(Figure dataset records)

-- BEGIN --

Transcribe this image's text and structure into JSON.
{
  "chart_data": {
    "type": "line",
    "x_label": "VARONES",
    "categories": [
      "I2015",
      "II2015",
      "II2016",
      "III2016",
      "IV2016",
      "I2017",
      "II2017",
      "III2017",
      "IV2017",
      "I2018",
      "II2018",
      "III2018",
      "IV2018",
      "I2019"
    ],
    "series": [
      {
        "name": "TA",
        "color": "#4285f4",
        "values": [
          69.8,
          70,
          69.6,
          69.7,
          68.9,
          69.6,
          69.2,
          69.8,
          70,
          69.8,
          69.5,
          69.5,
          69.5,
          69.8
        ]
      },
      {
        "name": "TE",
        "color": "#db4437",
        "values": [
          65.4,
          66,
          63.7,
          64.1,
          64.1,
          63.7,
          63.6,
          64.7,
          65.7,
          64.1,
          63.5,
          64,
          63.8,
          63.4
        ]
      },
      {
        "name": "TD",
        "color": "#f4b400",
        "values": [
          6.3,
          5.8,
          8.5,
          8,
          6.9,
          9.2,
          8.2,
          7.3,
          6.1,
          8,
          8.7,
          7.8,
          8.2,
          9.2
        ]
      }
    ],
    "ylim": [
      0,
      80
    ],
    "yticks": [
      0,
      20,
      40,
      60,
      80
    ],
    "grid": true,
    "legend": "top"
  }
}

-- END --

**Task requirements**
Print back all the lines verbatim.

**Exercise answer**
Transcribe this image's text and structure into JSON.
{
  "chart_data": {
    "type": "line",
    "x_label": "VARONES",
    "categories": [
      "I2015",
      "II2015",
      "II2016",
      "III2016",
      "IV2016",
      "I2017",
      "II2017",
      "III2017",
      "IV2017",
      "I2018",
      "II2018",
      "III2018",
      "IV2018",
      "I2019"
    ],
    "series": [
      {
        "name": "TA",
        "color": "#4285f4",
        "values": [
          69.8,
          70,
          69.6,
          69.7,
          68.9,
          69.6,
          69.2,
          69.8,
          70,
          69.8,
          69.5,
          69.5,
          69.5,
          69.8
        ]
      },
      {
        "name": "TE",
        "color": "#db4437",
        "values": [
          65.4,
          66,
          63.7,
          64.1,
          64.1,
          63.7,
          63.6,
          64.7,
          65.7,
          64.1,
          63.5,
          64,
          63.8,
          63.4
        ]
      },
      {
        "name": "TD",
        "color": "#f4b400",
        "values": [
          6.3,
          5.8,
          8.5,
          8,
          6.9,
          9.2,
          8.2,
          7.3,
          6.1,
          8,
          8.7,
          7.8,
          8.2,
          9.2
        ]
      }
    ],
    "ylim": [
      0,
      80
    ],
    "yticks": [
      0,
      20,
      40,
      60,
      80
    ],
    "grid": true,
    "legend": "top"
  }
}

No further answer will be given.